THE REQUEST
Type out the material below exactly.

[Stored data]
********
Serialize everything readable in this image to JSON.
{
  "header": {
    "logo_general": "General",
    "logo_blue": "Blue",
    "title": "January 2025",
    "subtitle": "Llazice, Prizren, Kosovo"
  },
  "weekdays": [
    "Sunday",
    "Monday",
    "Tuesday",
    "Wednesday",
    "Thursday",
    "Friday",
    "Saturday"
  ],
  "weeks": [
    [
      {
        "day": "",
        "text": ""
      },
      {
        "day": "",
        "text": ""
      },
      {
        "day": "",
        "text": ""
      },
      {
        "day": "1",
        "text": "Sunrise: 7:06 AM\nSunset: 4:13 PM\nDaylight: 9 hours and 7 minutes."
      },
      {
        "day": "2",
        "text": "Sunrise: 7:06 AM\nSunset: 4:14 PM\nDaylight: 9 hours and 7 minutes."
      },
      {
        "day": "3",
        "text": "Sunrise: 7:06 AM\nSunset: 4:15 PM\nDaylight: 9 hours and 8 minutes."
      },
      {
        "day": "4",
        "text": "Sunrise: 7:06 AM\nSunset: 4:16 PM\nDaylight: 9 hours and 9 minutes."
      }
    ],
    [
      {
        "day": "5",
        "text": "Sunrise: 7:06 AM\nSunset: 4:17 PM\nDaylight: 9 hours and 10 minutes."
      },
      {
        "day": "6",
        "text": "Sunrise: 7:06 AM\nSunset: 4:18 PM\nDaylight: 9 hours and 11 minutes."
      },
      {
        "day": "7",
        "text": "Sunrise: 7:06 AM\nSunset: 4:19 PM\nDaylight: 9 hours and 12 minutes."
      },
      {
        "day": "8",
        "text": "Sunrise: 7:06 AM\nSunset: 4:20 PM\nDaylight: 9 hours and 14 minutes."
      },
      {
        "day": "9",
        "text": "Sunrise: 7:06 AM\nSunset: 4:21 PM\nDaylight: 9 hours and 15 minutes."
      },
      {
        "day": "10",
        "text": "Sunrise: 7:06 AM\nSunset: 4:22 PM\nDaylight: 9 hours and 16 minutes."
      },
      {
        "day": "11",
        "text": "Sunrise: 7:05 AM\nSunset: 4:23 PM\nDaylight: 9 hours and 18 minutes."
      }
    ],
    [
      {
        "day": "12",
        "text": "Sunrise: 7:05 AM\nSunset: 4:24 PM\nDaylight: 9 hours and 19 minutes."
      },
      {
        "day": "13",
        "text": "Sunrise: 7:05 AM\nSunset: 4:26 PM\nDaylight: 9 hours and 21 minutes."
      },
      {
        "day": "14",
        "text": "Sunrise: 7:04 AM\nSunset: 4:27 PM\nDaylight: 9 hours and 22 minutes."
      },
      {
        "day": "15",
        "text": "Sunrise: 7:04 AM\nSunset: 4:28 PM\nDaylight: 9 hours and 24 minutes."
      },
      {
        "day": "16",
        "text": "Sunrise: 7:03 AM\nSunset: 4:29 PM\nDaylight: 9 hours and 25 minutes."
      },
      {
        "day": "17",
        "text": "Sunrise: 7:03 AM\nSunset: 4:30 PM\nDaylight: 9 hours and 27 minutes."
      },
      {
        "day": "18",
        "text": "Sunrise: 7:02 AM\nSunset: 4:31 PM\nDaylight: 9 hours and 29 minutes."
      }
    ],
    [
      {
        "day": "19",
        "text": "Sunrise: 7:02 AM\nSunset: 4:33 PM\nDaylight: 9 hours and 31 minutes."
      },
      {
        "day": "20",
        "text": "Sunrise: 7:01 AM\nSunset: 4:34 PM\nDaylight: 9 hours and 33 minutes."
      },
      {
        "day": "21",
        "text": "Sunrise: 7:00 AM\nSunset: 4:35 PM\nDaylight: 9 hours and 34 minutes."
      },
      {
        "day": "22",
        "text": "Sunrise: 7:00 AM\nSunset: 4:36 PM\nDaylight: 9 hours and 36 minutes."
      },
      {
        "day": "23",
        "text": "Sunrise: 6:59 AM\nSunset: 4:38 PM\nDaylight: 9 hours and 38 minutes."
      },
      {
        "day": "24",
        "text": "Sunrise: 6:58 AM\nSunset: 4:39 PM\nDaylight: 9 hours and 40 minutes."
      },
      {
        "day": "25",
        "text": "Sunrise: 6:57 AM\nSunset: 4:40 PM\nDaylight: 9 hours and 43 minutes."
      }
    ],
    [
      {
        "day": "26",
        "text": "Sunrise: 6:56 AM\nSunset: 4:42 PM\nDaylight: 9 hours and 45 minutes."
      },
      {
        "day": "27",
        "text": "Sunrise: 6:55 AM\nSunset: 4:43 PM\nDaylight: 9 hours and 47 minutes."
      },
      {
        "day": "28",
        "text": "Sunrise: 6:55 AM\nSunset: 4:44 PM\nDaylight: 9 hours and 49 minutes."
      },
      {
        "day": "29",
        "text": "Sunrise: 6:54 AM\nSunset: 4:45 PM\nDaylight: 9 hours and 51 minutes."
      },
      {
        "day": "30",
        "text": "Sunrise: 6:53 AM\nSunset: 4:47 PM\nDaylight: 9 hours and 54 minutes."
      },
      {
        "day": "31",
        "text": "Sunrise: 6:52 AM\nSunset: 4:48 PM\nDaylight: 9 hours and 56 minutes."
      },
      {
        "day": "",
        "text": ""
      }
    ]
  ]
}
********
COMPLETE ANSWER
Serialize everything readable in this image to JSON.
{
  "header": {
    "logo_general": "General",
    "logo_blue": "Blue",
    "title": "January 2025",
    "subtitle": "Llazice, Prizren, Kosovo"
  },
  "weekdays": [
    "Sunday",
    "Monday",
    "Tuesday",
    "Wednesday",
    "Thursday",
    "Friday",
    "Saturday"
  ],
  "weeks": [
    [
      {
        "day": "",
        "text": ""
      },
      {
        "day": "",
        "text": ""
      },
      {
        "day": "",
        "text": ""
      },
      {
        "day": "1",
        "text": "Sunrise: 7:06 AM\nSunset: 4:13 PM\nDaylight: 9 hours and 7 minutes."
      },
      {
        "day": "2",
        "text": "Sunrise: 7:06 AM\nSunset: 4:14 PM\nDaylight: 9 hours and 7 minutes."
      },
      {
        "day": "3",
        "text": "Sunrise: 7:06 AM\nSunset: 4:15 PM\nDaylight: 9 hours and 8 minutes."
      },
      {
        "day": "4",
        "text": "Sunrise: 7:06 AM\nSunset: 4:16 PM\nDaylight: 9 hours and 9 minutes."
      }
    ],
    [
      {
        "day": "5",
        "text": "Sunrise: 7:06 AM\nSunset: 4:17 PM\nDaylight: 9 hours and 10 minutes."
      },
      {
        "day": "6",
        "text": "Sunrise: 7:06 AM\nSunset: 4:18 PM\nDaylight: 9 hours and 11 minutes."
      },
      {
        "day": "7",
        "text": "Sunrise: 7:06 AM\nSunset: 4:19 PM\nDaylight: 9 hours and 12 minutes."
      },
      {
        "day": "8",
        "text": "Sunrise: 7:06 AM\nSunset: 4:20 PM\nDaylight: 9 hours and 14 minutes."
      },
      {
        "day": "9",
        "text": "Sunrise: 7:06 AM\nSunset: 4:21 PM\nDaylight: 9 hours and 15 minutes."
      },
      {
        "day": "10",
        "text": "Sunrise: 7:06 AM\nSunset: 4:22 PM\nDaylight: 9 hours and 16 minutes."
      },
      {
        "day": "11",
        "text": "Sunrise: 7:05 AM\nSunset: 4:23 PM\nDaylight: 9 hours and 18 minutes."
      }
    ],
    [
      {
        "day": "12",
        "text": "Sunrise: 7:05 AM\nSunset: 4:24 PM\nDaylight: 9 hours and 19 minutes."
      },
      {
        "day": "13",
        "text": "Sunrise: 7:05 AM\nSunset: 4:26 PM\nDaylight: 9 hours and 21 minutes."
      },
      {
        "day": "14",
        "text": "Sunrise: 7:04 AM\nSunset: 4:27 PM\nDaylight: 9 hours and 22 minutes."
      },
      {
        "day": "15",
        "text": "Sunrise: 7:04 AM\nSunset: 4:28 PM\nDaylight: 9 hours and 24 minutes."
      },
      {
        "day": "16",
        "text": "Sunrise: 7:03 AM\nSunset: 4:29 PM\nDaylight: 9 hours and 25 minutes."
      },
      {
        "day": "17",
        "text": "Sunrise: 7:03 AM\nSunset: 4:30 PM\nDaylight: 9 hours and 27 minutes."
      },
      {
        "day": "18",
        "text": "Sunrise: 7:02 AM\nSunset: 4:31 PM\nDaylight: 9 hours and 29 minutes."
      }
    ],
    [
      {
        "day": "19",
        "text": "Sunrise: 7:02 AM\nSunset: 4:33 PM\nDaylight: 9 hours and 31 minutes."
      },
      {
        "day": "20",
        "text": "Sunrise: 7:01 AM\nSunset: 4:34 PM\nDaylight: 9 hours and 33 minutes."
      },
      {
        "day": "21",
        "text": "Sunrise: 7:00 AM\nSunset: 4:35 PM\nDaylight: 9 hours and 34 minutes."
      },
      {
        "day": "22",
        "text": "Sunrise: 7:00 AM\nSunset: 4:36 PM\nDaylight: 9 hours and 36 minutes."
      },
      {
        "day": "23",
        "text": "Sunrise: 6:59 AM\nSunset: 4:38 PM\nDaylight: 9 hours and 38 minutes."
      },
      {
        "day": "24",
        "text": "Sunrise: 6:58 AM\nSunset: 4:39 PM\nDaylight: 9 hours and 40 minutes."
      },
      {
        "day": "25",
        "text": "Sunrise: 6:57 AM\nSunset: 4:40 PM\nDaylight: 9 hours and 43 minutes."
      }
    ],
    [
      {
        "day": "26",
        "text": "Sunrise: 6:56 AM\nSunset: 4:42 PM\nDaylight: 9 hours and 45 minutes."
      },
      {
        "day": "27",
        "text": "Sunrise: 6:55 AM\nSunset: 4:43 PM\nDaylight: 9 hours and 47 minutes."
      },
      {
        "day": "28",
        "text": "Sunrise: 6:55 AM\nSunset: 4:44 PM\nDaylight: 9 hours and 49 minutes."
      },
      {
        "day": "29",
        "text": "Sunrise: 6:54 AM\nSunset: 4:45 PM\nDaylight: 9 hours and 51 minutes."
      },
      {
        "day": "30",
        "text": "Sunrise: 6:53 AM\nSunset: 4:47 PM\nDaylight: 9 hours and 54 minutes."
      },
      {
        "day": "31",
        "text": "Sunrise: 6:52 AM\nSunset: 4:48 PM\nDaylight: 9 hours and 56 minutes."
      },
      {
        "day": "",
        "text": ""
      }
    ]
  ]
}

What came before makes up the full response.